1 Things to remember

[[FO - First order logic]] is powerful and expressive
Model-checking is decidable (in [[PSPACE]]) when the universe is finite.
[[Satisfiability]],[[Validity]],[[logical equivalence]] are all undecidable (proven a by the [[Turing machine]] to [[Domino-Problem]] reduction)
For infinite universes one ca fix a model and study its FO-Theories. Some [[FO-theories]] are decidable some not.
Some FO-Theories can be compared to other FO-Theories using [[Logical reduction]]

2 Games in Logic

Goal: check which properties/ languages are definable in logic (for instance [[FO - First order logic]])

==Examples:==

Is the property "Universe has even [[Cardinality]]" definable in [[FO - First order logic]]?
Is the class of "Strongly connected graphs" definable in [[FO - First order logic]] using edges? (Not possible in [[FO - First order logic]])
Is the language $L=(AA)*$ definable in [[FO - First order logic]] using $\leq$ (Not possible in [[FO - First order logic]])

meaning: $L=(AA)*$ is the set of all finite strings that have even length

Problem: If we want to prove one of this properties it is very easy to proof if it is possible to prove. We write down the formula, check if it says what we want it says and it is done. It is different though if we can not find a prove. It is very difficult to show that something is not possible.

2.1 [[The evaluation game]] also known as model checking game

GOAL: check whether $s \models \phi$

Example: [[The evaluation game]] for [[QBF]] input: $\phi$ e.g. : $\forall p \exists q \forall r (p \lor \neg q) \land (r \lor q)$

The Structure $S=\emptyset$

==Question:== $S \overset{?}{\models} \phi$

Now we use a [[Tableaux]] tree structure back from [[Verification 3]] to see if the formula is valid. We add $\forall$ and $\exists$.

This is the first picture of the [[Tableaux]]. We start with a $\forall$. If there is a $\forall$ every branch has to be positive. This is every node that has red text color. The nodes with $\exists$ have green text color and there only one of the branches needs to be $True$.

After the branches with the $\exists$ and $\forall$ we have to append the tree bottom at every position that has a $'*'$ in the tree top .

Tree top:

Tree bottom:

Question: How do we evaluate the tree? What happens if there is a contradiction like in this tree.

This is very similar to a game ([[2-player game]])

2.1.1 [[2-player game]]

[[Player]]:

$\textcolor{red}{\text{Adam }(\forall,\land)}$ in literature called Verifyer
$\textcolor{green}{\text{Eve }(\exists,\lor) }$ in literature called Falsifier

One game can have multiple rounds. One round of the game consists of Adam and Eve choosing branches of the node (either go left or right) taking turns. $\textcolor{red}{Adam}$ chooses whenever there is a $\forall$ or a $\land$, $\textcolor{green}{Eve}$ chooses when there is a $\exists$ or a $\lor$. The round ends when they have reached the end of a branch i.e. a leaf of the tree.

What is the goal ?

Eve wants to find a [[Strategy]] that allows her to reach a $True$ leaf (of the board) no matter what Adam does!

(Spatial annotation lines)
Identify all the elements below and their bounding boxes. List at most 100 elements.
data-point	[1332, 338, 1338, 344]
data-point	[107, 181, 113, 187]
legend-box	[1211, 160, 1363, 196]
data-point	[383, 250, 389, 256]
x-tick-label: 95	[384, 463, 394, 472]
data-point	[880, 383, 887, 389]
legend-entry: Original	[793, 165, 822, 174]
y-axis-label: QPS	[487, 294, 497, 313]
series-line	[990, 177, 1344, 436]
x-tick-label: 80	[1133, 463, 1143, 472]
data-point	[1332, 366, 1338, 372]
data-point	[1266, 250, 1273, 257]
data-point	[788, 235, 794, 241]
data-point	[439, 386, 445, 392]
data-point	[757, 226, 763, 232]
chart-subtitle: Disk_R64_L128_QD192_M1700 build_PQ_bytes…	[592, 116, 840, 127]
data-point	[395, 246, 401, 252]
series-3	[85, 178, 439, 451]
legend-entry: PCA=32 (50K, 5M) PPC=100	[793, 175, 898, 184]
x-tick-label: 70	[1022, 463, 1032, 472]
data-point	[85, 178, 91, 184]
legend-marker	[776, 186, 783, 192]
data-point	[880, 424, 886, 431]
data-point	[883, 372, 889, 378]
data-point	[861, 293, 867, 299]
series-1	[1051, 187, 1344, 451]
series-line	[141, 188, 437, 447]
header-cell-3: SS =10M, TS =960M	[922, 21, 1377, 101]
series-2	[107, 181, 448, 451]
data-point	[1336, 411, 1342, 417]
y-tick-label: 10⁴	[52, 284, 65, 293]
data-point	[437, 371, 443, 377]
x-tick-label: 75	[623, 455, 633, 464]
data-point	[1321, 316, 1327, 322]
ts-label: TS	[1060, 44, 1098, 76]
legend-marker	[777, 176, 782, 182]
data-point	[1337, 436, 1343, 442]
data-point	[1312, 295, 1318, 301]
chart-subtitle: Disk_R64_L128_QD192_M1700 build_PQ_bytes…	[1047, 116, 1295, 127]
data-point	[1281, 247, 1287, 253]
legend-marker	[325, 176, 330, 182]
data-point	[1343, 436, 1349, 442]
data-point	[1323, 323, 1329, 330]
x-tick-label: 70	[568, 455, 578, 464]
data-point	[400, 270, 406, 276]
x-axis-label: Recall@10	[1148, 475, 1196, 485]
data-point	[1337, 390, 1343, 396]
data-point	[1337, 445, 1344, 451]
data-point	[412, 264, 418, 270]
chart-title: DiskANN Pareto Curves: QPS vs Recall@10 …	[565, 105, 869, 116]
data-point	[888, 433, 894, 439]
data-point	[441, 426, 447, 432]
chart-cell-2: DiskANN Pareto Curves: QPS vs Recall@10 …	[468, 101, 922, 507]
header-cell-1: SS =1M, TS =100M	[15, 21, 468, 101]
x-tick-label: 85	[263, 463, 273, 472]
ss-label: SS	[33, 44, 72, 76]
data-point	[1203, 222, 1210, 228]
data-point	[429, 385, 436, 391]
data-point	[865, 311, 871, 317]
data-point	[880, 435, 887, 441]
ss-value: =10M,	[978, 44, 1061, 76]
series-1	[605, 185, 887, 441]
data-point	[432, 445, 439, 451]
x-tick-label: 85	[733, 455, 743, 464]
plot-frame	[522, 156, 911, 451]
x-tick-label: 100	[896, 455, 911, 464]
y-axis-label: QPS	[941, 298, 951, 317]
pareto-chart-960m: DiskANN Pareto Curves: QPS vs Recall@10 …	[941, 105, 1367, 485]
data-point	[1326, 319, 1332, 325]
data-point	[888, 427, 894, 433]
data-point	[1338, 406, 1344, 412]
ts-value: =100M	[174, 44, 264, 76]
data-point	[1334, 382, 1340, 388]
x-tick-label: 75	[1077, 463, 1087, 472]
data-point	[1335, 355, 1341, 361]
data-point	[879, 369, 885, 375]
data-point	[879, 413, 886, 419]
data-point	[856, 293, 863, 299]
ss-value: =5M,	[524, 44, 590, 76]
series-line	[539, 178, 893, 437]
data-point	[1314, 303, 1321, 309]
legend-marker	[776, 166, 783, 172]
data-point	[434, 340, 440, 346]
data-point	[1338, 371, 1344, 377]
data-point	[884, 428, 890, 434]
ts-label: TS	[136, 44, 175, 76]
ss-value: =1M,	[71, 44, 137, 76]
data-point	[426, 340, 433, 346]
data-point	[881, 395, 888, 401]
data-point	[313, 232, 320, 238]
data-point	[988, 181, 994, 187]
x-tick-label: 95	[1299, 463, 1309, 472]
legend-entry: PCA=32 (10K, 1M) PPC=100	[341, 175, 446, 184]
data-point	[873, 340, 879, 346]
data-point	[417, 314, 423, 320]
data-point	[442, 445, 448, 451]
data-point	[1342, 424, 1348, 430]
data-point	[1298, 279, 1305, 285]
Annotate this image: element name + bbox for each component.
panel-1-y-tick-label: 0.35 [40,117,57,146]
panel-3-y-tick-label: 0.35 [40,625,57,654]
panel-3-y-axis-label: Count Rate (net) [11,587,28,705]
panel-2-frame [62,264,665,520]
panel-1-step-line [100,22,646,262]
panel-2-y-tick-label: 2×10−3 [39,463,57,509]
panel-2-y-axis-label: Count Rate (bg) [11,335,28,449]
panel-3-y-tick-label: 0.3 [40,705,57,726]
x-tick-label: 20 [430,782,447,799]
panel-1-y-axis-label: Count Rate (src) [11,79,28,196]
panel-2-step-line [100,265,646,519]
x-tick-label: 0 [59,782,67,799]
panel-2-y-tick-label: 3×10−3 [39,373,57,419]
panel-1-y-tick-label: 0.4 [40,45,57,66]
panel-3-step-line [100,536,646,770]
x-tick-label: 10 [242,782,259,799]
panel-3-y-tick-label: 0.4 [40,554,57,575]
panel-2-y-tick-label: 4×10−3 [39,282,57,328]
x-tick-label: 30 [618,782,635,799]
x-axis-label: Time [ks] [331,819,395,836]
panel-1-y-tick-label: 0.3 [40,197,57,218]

--

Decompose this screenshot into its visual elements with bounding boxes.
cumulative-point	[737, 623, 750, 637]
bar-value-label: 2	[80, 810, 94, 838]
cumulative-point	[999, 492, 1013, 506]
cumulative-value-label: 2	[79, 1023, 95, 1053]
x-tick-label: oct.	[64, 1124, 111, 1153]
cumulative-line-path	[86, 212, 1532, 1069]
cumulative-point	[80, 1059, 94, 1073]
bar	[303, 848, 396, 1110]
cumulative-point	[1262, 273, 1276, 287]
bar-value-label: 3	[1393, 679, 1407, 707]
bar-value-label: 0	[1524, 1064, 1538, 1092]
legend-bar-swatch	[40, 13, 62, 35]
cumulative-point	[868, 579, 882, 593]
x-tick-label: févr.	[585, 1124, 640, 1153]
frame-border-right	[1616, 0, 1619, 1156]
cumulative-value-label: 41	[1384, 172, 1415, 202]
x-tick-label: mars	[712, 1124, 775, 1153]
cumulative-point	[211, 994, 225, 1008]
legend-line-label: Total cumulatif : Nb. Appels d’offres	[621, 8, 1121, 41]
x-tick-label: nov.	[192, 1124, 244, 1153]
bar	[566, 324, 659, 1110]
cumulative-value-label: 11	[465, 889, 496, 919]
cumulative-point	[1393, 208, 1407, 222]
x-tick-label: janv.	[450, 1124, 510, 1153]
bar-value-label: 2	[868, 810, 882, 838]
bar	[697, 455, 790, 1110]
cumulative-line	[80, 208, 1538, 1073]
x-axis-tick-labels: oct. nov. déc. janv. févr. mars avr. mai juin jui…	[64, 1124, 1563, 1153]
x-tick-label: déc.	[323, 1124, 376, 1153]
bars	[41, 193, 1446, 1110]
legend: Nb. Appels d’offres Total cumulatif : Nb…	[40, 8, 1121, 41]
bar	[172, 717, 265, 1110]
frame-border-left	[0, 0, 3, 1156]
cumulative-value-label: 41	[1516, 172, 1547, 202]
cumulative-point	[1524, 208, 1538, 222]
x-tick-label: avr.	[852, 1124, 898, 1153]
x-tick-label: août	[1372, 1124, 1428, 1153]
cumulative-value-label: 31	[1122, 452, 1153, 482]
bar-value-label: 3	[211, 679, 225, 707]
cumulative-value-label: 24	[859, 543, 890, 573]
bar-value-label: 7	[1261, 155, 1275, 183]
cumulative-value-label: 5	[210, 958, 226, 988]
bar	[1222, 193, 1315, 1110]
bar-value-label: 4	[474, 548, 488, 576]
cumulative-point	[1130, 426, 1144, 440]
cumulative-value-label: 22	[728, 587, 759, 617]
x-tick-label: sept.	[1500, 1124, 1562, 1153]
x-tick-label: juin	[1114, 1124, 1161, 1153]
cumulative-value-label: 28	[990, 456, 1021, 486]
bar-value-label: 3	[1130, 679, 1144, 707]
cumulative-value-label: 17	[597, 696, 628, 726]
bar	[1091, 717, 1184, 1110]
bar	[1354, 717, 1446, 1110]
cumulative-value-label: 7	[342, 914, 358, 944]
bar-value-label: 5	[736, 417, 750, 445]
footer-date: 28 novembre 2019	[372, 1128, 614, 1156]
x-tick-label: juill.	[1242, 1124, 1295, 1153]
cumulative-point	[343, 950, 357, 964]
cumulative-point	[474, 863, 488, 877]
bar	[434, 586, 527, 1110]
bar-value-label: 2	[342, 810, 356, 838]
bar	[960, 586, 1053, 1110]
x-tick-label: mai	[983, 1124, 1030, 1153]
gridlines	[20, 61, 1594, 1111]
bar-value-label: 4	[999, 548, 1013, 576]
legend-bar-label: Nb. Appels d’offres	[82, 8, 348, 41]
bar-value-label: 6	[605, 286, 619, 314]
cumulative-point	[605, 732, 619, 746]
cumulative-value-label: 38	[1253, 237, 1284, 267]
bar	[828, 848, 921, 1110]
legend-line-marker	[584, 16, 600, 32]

EXERCISE = In the logic notes, under what condition is model-checking decidable? None of these lines matter here.

OUTPUT OF THE TASK = When the universe is finite; it is then in PSPACE.